» Given problem: Below are entries. Pull out all lines containing "Luftdruck".
-------- Exercise inputs --------
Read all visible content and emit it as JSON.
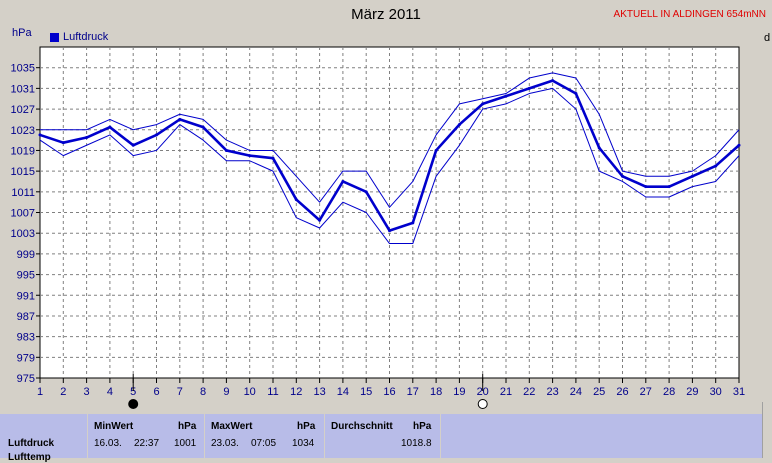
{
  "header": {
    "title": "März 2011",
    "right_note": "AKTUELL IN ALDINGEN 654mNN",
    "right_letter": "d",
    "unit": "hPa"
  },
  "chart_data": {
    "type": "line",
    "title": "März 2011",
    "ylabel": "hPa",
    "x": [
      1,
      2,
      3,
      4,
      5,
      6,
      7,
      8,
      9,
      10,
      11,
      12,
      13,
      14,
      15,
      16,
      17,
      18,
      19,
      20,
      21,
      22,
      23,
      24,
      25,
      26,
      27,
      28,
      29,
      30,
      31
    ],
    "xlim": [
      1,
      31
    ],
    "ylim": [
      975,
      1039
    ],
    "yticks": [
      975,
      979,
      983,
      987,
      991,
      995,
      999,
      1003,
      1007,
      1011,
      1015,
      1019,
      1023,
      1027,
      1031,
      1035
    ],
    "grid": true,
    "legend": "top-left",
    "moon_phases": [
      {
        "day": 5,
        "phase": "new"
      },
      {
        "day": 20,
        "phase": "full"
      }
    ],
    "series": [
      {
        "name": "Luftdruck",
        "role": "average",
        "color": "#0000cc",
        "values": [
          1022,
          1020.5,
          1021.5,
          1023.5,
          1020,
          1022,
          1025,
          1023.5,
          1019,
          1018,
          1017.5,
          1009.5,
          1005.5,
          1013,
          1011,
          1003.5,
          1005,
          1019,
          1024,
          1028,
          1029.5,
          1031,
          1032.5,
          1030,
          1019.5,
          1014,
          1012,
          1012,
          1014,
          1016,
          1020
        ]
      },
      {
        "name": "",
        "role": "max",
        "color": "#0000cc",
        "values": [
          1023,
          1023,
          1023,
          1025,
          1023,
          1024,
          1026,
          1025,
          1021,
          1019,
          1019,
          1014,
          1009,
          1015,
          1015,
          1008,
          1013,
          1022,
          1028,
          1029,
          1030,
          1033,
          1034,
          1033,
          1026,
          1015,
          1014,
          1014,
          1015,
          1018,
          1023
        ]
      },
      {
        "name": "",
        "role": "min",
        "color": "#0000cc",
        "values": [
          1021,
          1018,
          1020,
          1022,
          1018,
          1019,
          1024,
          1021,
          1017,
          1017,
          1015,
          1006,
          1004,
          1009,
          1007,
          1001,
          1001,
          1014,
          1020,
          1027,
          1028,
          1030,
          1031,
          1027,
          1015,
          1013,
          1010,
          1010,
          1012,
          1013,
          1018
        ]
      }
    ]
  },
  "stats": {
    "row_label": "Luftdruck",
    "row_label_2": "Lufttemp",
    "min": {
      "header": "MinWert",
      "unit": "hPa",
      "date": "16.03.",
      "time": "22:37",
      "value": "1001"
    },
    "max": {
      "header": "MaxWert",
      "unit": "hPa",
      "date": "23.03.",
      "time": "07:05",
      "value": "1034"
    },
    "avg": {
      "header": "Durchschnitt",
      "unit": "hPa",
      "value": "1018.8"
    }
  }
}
--------
-------- Exercise inputs --------
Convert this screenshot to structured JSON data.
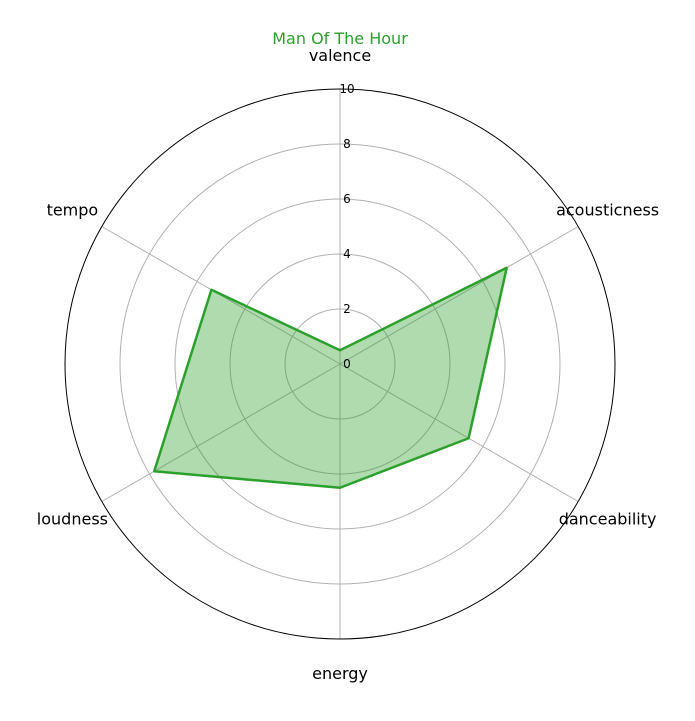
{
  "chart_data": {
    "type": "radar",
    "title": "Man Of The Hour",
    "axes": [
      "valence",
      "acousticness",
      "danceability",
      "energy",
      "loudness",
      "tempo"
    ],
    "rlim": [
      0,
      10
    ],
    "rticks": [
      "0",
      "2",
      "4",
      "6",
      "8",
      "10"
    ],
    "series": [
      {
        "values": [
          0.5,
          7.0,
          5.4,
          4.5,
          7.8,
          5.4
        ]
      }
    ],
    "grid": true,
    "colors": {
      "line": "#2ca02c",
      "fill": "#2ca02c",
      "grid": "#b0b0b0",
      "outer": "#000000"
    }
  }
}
--------
» The result:
        "name": "Luftdruck",
    "row_label": "Luftdruck",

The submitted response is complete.